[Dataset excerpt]
* start *
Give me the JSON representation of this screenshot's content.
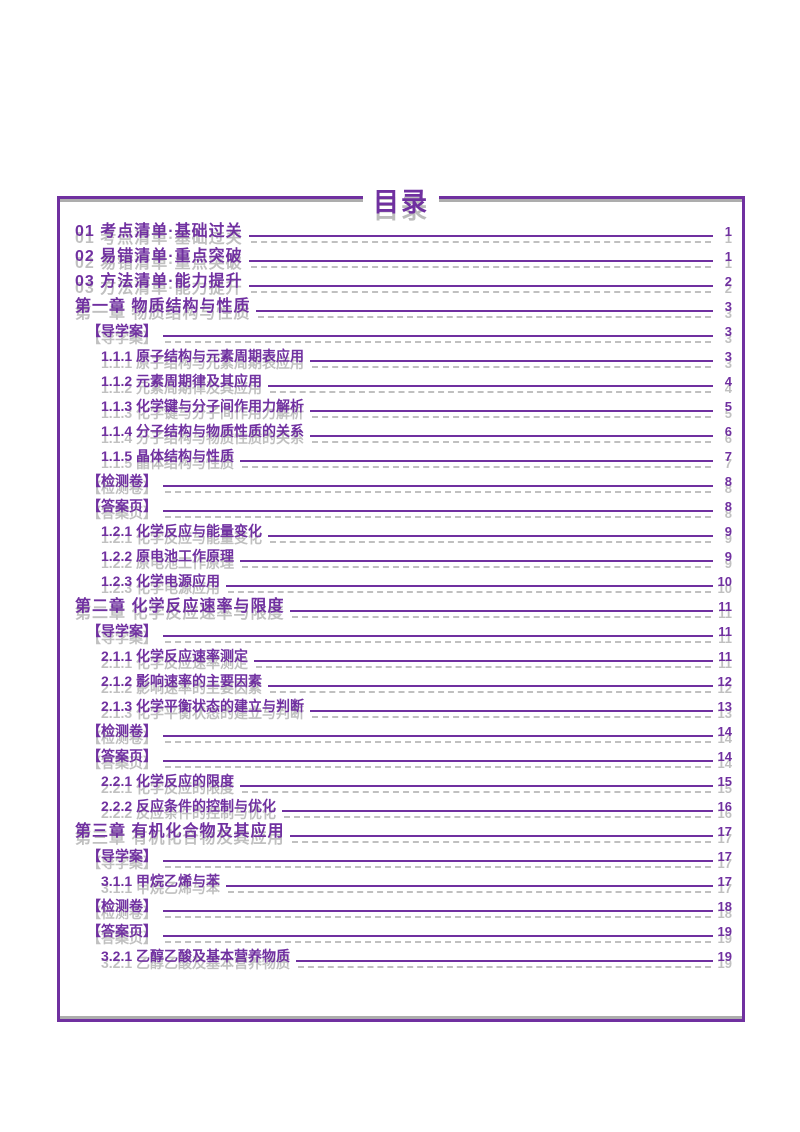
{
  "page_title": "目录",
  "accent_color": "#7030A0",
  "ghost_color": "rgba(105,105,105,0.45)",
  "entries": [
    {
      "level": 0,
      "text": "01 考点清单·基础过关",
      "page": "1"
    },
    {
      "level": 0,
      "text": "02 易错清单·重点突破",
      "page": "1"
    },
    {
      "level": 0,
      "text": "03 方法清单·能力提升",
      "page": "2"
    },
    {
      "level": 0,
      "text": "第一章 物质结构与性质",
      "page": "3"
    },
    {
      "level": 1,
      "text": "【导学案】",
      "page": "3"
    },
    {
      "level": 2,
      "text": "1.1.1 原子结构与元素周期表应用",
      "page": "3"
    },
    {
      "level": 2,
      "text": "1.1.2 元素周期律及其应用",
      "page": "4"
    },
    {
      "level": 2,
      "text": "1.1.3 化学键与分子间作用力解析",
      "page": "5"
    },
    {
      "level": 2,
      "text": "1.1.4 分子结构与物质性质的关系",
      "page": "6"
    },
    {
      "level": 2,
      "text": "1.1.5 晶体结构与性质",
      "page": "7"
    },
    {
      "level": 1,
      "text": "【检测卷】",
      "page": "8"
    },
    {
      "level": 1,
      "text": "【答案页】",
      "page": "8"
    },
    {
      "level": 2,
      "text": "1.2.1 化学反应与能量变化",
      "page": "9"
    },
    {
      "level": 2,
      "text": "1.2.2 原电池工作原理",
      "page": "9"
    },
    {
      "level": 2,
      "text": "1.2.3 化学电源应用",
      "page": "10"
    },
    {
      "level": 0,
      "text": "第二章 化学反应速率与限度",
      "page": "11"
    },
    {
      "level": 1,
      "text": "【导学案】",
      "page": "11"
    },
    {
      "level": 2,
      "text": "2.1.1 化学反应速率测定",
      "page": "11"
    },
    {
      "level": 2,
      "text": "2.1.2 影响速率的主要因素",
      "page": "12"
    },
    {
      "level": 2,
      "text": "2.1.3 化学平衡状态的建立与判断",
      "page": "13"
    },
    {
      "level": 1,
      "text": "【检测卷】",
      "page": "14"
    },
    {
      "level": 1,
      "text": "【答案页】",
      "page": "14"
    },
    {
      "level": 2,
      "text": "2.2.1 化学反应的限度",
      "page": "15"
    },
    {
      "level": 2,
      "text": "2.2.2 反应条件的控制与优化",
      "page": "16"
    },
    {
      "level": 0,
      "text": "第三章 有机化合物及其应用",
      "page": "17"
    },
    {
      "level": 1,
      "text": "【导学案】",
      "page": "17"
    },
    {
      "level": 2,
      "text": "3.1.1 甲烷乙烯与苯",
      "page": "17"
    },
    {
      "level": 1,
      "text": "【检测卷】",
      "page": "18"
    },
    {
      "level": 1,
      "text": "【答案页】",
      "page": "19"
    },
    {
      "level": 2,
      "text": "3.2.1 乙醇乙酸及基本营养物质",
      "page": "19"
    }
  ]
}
* end *
__The problem__. Leave out the pictures and copy everything else in the records word for word.

__Correct answer__.
Give me the JSON representation of this screenshot's content.
{
  "page_title": "目录",
  "accent_color": "#7030A0",
  "ghost_color": "rgba(105,105,105,0.45)",
  "entries": [
    {
      "level": 0,
      "text": "01 考点清单·基础过关",
      "page": "1"
    },
    {
      "level": 0,
      "text": "02 易错清单·重点突破",
      "page": "1"
    },
    {
      "level": 0,
      "text": "03 方法清单·能力提升",
      "page": "2"
    },
    {
      "level": 0,
      "text": "第一章 物质结构与性质",
      "page": "3"
    },
    {
      "level": 1,
      "text": "【导学案】",
      "page": "3"
    },
    {
      "level": 2,
      "text": "1.1.1 原子结构与元素周期表应用",
      "page": "3"
    },
    {
      "level": 2,
      "text": "1.1.2 元素周期律及其应用",
      "page": "4"
    },
    {
      "level": 2,
      "text": "1.1.3 化学键与分子间作用力解析",
      "page": "5"
    },
    {
      "level": 2,
      "text": "1.1.4 分子结构与物质性质的关系",
      "page": "6"
    },
    {
      "level": 2,
      "text": "1.1.5 晶体结构与性质",
      "page": "7"
    },
    {
      "level": 1,
      "text": "【检测卷】",
      "page": "8"
    },
    {
      "level": 1,
      "text": "【答案页】",
      "page": "8"
    },
    {
      "level": 2,
      "text": "1.2.1 化学反应与能量变化",
      "page": "9"
    },
    {
      "level": 2,
      "text": "1.2.2 原电池工作原理",
      "page": "9"
    },
    {
      "level": 2,
      "text": "1.2.3 化学电源应用",
      "page": "10"
    },
    {
      "level": 0,
      "text": "第二章 化学反应速率与限度",
      "page": "11"
    },
    {
      "level": 1,
      "text": "【导学案】",
      "page": "11"
    },
    {
      "level": 2,
      "text": "2.1.1 化学反应速率测定",
      "page": "11"
    },
    {
      "level": 2,
      "text": "2.1.2 影响速率的主要因素",
      "page": "12"
    },
    {
      "level": 2,
      "text": "2.1.3 化学平衡状态的建立与判断",
      "page": "13"
    },
    {
      "level": 1,
      "text": "【检测卷】",
      "page": "14"
    },
    {
      "level": 1,
      "text": "【答案页】",
      "page": "14"
    },
    {
      "level": 2,
      "text": "2.2.1 化学反应的限度",
      "page": "15"
    },
    {
      "level": 2,
      "text": "2.2.2 反应条件的控制与优化",
      "page": "16"
    },
    {
      "level": 0,
      "text": "第三章 有机化合物及其应用",
      "page": "17"
    },
    {
      "level": 1,
      "text": "【导学案】",
      "page": "17"
    },
    {
      "level": 2,
      "text": "3.1.1 甲烷乙烯与苯",
      "page": "17"
    },
    {
      "level": 1,
      "text": "【检测卷】",
      "page": "18"
    },
    {
      "level": 1,
      "text": "【答案页】",
      "page": "19"
    },
    {
      "level": 2,
      "text": "3.2.1 乙醇乙酸及基本营养物质",
      "page": "19"
    }
  ]
}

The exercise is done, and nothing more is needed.